-- start --
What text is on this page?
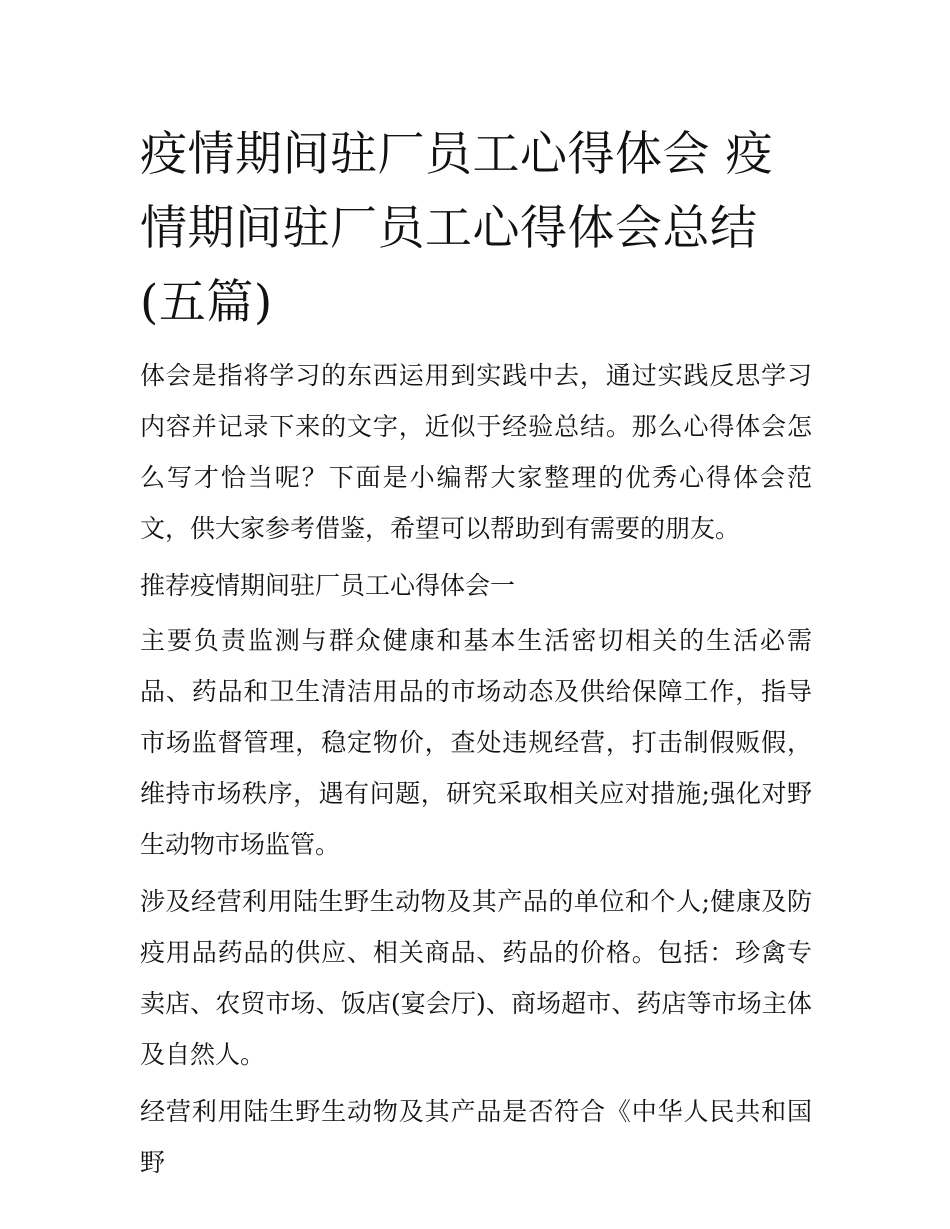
疫情期间驻厂员工心得体会 疫情期间驻厂员工心得体会总结(五篇)

体会是指将学习的东西运用到实践中去，通过实践反思学习内容并记录下来的文字，近似于经验总结。那么心得体会怎么写才恰当呢？下面是小编帮大家整理的优秀心得体会范文，供大家参考借鉴，希望可以帮助到有需要的朋友。

推荐疫情期间驻厂员工心得体会一

主要负责监测与群众健康和基本生活密切相关的生活必需品、药品和卫生清洁用品的市场动态及供给保障工作，指导市场监督管理，稳定物价，查处违规经营，打击制假贩假，维持市场秩序，遇有问题，研究采取相关应对措施;强化对野生动物市场监管。

涉及经营利用陆生野生动物及其产品的单位和个人;健康及防疫用品药品的供应、相关商品、药品的价格。包括：珍禽专卖店、农贸市场、饭店(宴会厅)、商场超市、药店等市场主体及自然人。

经营利用陆生野生动物及其产品是否符合《中华人民共和国野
-- end --
Every line above should be returned exactly; the pictures stay out.

What text is on this page?
疫情期间驻厂员工心得体会 疫情期间驻厂员工心得体会总结(五篇)

体会是指将学习的东西运用到实践中去，通过实践反思学习内容并记录下来的文字，近似于经验总结。那么心得体会怎么写才恰当呢？下面是小编帮大家整理的优秀心得体会范文，供大家参考借鉴，希望可以帮助到有需要的朋友。

推荐疫情期间驻厂员工心得体会一

主要负责监测与群众健康和基本生活密切相关的生活必需品、药品和卫生清洁用品的市场动态及供给保障工作，指导市场监督管理，稳定物价，查处违规经营，打击制假贩假，维持市场秩序，遇有问题，研究采取相关应对措施;强化对野生动物市场监管。

涉及经营利用陆生野生动物及其产品的单位和个人;健康及防疫用品药品的供应、相关商品、药品的价格。包括：珍禽专卖店、农贸市场、饭店(宴会厅)、商场超市、药店等市场主体及自然人。

经营利用陆生野生动物及其产品是否符合《中华人民共和国野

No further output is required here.